▶ [STORED ROWS]:

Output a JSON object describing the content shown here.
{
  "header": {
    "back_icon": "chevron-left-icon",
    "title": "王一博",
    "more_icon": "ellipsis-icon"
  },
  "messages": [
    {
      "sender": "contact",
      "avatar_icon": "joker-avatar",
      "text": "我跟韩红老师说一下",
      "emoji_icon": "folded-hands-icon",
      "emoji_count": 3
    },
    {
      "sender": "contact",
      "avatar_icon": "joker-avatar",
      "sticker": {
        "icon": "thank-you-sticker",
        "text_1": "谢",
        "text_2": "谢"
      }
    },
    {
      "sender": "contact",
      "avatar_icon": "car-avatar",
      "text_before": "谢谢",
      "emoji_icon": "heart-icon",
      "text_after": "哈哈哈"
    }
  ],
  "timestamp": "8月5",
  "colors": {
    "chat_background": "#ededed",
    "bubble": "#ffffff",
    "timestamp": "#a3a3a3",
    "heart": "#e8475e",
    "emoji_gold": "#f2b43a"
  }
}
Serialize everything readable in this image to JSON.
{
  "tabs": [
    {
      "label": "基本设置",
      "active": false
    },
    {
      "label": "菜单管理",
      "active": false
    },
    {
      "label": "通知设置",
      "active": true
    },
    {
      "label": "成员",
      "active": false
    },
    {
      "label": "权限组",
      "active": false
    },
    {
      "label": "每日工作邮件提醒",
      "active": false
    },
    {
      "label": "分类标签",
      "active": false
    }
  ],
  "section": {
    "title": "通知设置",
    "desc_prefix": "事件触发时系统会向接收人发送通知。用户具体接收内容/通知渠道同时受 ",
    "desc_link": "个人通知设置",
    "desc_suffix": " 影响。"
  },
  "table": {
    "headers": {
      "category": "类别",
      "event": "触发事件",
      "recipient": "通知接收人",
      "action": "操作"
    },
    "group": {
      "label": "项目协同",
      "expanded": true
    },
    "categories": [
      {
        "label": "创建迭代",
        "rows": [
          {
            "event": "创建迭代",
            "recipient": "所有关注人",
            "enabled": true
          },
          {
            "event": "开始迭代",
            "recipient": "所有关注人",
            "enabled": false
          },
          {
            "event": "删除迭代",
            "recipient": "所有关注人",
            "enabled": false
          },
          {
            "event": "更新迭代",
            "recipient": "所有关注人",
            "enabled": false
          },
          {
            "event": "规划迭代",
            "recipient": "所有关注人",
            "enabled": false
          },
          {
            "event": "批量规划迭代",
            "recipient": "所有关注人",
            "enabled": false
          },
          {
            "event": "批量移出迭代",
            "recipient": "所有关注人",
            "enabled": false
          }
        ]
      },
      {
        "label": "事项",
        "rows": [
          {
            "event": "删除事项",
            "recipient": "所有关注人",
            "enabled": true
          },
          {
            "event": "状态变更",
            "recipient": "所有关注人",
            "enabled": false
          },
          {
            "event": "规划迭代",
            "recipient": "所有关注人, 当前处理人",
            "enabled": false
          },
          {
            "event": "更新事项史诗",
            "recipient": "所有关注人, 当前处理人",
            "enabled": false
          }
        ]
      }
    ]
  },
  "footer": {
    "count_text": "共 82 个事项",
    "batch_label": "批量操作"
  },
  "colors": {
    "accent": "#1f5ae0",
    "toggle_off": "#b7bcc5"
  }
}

▶ [TASK TO CARRY OUT]: Write out the records above again, keeping each one identical to the original.

▶ [EXERCISE RESPONSE]:
Output a JSON object describing the content shown here.
{
  "header": {
    "back_icon": "chevron-left-icon",
    "title": "王一博",
    "more_icon": "ellipsis-icon"
  },
  "messages": [
    {
      "sender": "contact",
      "avatar_icon": "joker-avatar",
      "text": "我跟韩红老师说一下",
      "emoji_icon": "folded-hands-icon",
      "emoji_count": 3
    },
    {
      "sender": "contact",
      "avatar_icon": "joker-avatar",
      "sticker": {
        "icon": "thank-you-sticker",
        "text_1": "谢",
        "text_2": "谢"
      }
    },
    {
      "sender": "contact",
      "avatar_icon": "car-avatar",
      "text_before": "谢谢",
      "emoji_icon": "heart-icon",
      "text_after": "哈哈哈"
    }
  ],
  "timestamp": "8月5",
  "colors": {
    "chat_background": "#ededed",
    "bubble": "#ffffff",
    "timestamp": "#a3a3a3",
    "heart": "#e8475e",
    "emoji_gold": "#f2b43a"
  }
}
Serialize everything readable in this image to JSON.
{
  "tabs": [
    {
      "label": "基本设置",
      "active": false
    },
    {
      "label": "菜单管理",
      "active": false
    },
    {
      "label": "通知设置",
      "active": true
    },
    {
      "label": "成员",
      "active": false
    },
    {
      "label": "权限组",
      "active": false
    },
    {
      "label": "每日工作邮件提醒",
      "active": false
    },
    {
      "label": "分类标签",
      "active": false
    }
  ],
  "section": {
    "title": "通知设置",
    "desc_prefix": "事件触发时系统会向接收人发送通知。用户具体接收内容/通知渠道同时受 ",
    "desc_link": "个人通知设置",
    "desc_suffix": " 影响。"
  },
  "table": {
    "headers": {
      "category": "类别",
      "event": "触发事件",
      "recipient": "通知接收人",
      "action": "操作"
    },
    "group": {
      "label": "项目协同",
      "expanded": true
    },
    "categories": [
      {
        "label": "创建迭代",
        "rows": [
          {
            "event": "创建迭代",
            "recipient": "所有关注人",
            "enabled": true
          },
          {
            "event": "开始迭代",
            "recipient": "所有关注人",
            "enabled": false
          },
          {
            "event": "删除迭代",
            "recipient": "所有关注人",
            "enabled": false
          },
          {
            "event": "更新迭代",
            "recipient": "所有关注人",
            "enabled": false
          },
          {
            "event": "规划迭代",
            "recipient": "所有关注人",
            "enabled": false
          },
          {
            "event": "批量规划迭代",
            "recipient": "所有关注人",
            "enabled": false
          },
          {
            "event": "批量移出迭代",
            "recipient": "所有关注人",
            "enabled": false
          }
        ]
      },
      {
        "label": "事项",
        "rows": [
          {
            "event": "删除事项",
            "recipient": "所有关注人",
            "enabled": true
          },
          {
            "event": "状态变更",
            "recipient": "所有关注人",
            "enabled": false
          },
          {
            "event": "规划迭代",
            "recipient": "所有关注人, 当前处理人",
            "enabled": false
          },
          {
            "event": "更新事项史诗",
            "recipient": "所有关注人, 当前处理人",
            "enabled": false
          }
        ]
      }
    ]
  },
  "footer": {
    "count_text": "共 82 个事项",
    "batch_label": "批量操作"
  },
  "colors": {
    "accent": "#1f5ae0",
    "toggle_off": "#b7bcc5"
  }
}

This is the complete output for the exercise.